■ **Work to complete**: Write out the material below again, unchanged.

■ **Collected data entries**:
— Begin —

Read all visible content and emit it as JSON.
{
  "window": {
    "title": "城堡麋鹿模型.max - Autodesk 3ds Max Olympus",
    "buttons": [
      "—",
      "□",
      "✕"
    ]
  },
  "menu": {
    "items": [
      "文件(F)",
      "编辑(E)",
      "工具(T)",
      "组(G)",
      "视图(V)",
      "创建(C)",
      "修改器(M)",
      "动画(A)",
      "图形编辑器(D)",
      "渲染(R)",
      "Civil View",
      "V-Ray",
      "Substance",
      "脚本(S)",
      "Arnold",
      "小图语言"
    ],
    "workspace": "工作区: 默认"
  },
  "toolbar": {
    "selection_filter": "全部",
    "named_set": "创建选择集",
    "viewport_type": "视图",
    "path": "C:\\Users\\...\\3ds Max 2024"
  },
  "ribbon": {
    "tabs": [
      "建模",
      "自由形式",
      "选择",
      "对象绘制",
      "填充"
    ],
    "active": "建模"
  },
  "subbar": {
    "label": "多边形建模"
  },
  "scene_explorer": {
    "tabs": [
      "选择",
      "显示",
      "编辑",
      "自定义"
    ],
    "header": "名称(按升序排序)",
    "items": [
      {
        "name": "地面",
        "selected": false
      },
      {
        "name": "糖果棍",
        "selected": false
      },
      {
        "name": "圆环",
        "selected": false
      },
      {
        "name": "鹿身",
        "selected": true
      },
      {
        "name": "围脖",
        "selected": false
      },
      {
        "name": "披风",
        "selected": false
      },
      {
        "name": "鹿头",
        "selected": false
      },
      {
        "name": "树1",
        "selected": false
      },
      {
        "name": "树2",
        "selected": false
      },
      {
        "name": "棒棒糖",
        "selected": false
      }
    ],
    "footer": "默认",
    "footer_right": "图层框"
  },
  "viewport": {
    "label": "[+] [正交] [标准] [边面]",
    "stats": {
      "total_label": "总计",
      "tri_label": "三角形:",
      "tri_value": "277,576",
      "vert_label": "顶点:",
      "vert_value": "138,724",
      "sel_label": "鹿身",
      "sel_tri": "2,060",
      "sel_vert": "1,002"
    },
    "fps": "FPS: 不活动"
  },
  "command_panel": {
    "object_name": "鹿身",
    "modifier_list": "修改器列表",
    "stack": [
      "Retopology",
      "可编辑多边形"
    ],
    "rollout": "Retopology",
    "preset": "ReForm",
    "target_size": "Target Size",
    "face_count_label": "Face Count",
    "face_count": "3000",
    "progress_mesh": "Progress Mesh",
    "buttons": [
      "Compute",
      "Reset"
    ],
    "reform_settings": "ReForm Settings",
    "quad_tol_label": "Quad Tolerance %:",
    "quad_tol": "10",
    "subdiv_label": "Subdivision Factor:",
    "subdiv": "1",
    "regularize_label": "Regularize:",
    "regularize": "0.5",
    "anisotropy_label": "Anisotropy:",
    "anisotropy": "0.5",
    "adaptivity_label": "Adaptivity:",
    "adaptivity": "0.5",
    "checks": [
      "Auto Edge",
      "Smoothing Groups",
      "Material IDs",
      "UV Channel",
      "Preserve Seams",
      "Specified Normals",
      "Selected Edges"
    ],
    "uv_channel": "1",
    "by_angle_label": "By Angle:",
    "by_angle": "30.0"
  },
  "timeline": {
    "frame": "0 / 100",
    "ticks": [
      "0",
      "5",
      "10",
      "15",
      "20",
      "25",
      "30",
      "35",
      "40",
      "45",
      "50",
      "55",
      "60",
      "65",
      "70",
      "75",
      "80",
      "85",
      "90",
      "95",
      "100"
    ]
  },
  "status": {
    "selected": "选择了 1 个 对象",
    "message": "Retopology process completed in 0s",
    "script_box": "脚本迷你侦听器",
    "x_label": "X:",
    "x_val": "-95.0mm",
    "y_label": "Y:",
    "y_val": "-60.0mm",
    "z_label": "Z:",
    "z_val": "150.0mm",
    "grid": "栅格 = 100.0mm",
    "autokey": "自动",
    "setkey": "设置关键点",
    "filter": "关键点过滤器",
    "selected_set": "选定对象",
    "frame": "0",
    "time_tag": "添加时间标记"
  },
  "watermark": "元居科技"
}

— End —

■ **Solution below**:
Read all visible content and emit it as JSON.
{
  "window": {
    "title": "城堡麋鹿模型.max - Autodesk 3ds Max Olympus",
    "buttons": [
      "—",
      "□",
      "✕"
    ]
  },
  "menu": {
    "items": [
      "文件(F)",
      "编辑(E)",
      "工具(T)",
      "组(G)",
      "视图(V)",
      "创建(C)",
      "修改器(M)",
      "动画(A)",
      "图形编辑器(D)",
      "渲染(R)",
      "Civil View",
      "V-Ray",
      "Substance",
      "脚本(S)",
      "Arnold",
      "小图语言"
    ],
    "workspace": "工作区: 默认"
  },
  "toolbar": {
    "selection_filter": "全部",
    "named_set": "创建选择集",
    "viewport_type": "视图",
    "path": "C:\\Users\\...\\3ds Max 2024"
  },
  "ribbon": {
    "tabs": [
      "建模",
      "自由形式",
      "选择",
      "对象绘制",
      "填充"
    ],
    "active": "建模"
  },
  "subbar": {
    "label": "多边形建模"
  },
  "scene_explorer": {
    "tabs": [
      "选择",
      "显示",
      "编辑",
      "自定义"
    ],
    "header": "名称(按升序排序)",
    "items": [
      {
        "name": "地面",
        "selected": false
      },
      {
        "name": "糖果棍",
        "selected": false
      },
      {
        "name": "圆环",
        "selected": false
      },
      {
        "name": "鹿身",
        "selected": true
      },
      {
        "name": "围脖",
        "selected": false
      },
      {
        "name": "披风",
        "selected": false
      },
      {
        "name": "鹿头",
        "selected": false
      },
      {
        "name": "树1",
        "selected": false
      },
      {
        "name": "树2",
        "selected": false
      },
      {
        "name": "棒棒糖",
        "selected": false
      }
    ],
    "footer": "默认",
    "footer_right": "图层框"
  },
  "viewport": {
    "label": "[+] [正交] [标准] [边面]",
    "stats": {
      "total_label": "总计",
      "tri_label": "三角形:",
      "tri_value": "277,576",
      "vert_label": "顶点:",
      "vert_value": "138,724",
      "sel_label": "鹿身",
      "sel_tri": "2,060",
      "sel_vert": "1,002"
    },
    "fps": "FPS: 不活动"
  },
  "command_panel": {
    "object_name": "鹿身",
    "modifier_list": "修改器列表",
    "stack": [
      "Retopology",
      "可编辑多边形"
    ],
    "rollout": "Retopology",
    "preset": "ReForm",
    "target_size": "Target Size",
    "face_count_label": "Face Count",
    "face_count": "3000",
    "progress_mesh": "Progress Mesh",
    "buttons": [
      "Compute",
      "Reset"
    ],
    "reform_settings": "ReForm Settings",
    "quad_tol_label": "Quad Tolerance %:",
    "quad_tol": "10",
    "subdiv_label": "Subdivision Factor:",
    "subdiv": "1",
    "regularize_label": "Regularize:",
    "regularize": "0.5",
    "anisotropy_label": "Anisotropy:",
    "anisotropy": "0.5",
    "adaptivity_label": "Adaptivity:",
    "adaptivity": "0.5",
    "checks": [
      "Auto Edge",
      "Smoothing Groups",
      "Material IDs",
      "UV Channel",
      "Preserve Seams",
      "Specified Normals",
      "Selected Edges"
    ],
    "uv_channel": "1",
    "by_angle_label": "By Angle:",
    "by_angle": "30.0"
  },
  "timeline": {
    "frame": "0 / 100",
    "ticks": [
      "0",
      "5",
      "10",
      "15",
      "20",
      "25",
      "30",
      "35",
      "40",
      "45",
      "50",
      "55",
      "60",
      "65",
      "70",
      "75",
      "80",
      "85",
      "90",
      "95",
      "100"
    ]
  },
  "status": {
    "selected": "选择了 1 个 对象",
    "message": "Retopology process completed in 0s",
    "script_box": "脚本迷你侦听器",
    "x_label": "X:",
    "x_val": "-95.0mm",
    "y_label": "Y:",
    "y_val": "-60.0mm",
    "z_label": "Z:",
    "z_val": "150.0mm",
    "grid": "栅格 = 100.0mm",
    "autokey": "自动",
    "setkey": "设置关键点",
    "filter": "关键点过滤器",
    "selected_set": "选定对象",
    "frame": "0",
    "time_tag": "添加时间标记"
  },
  "watermark": "元居科技"
}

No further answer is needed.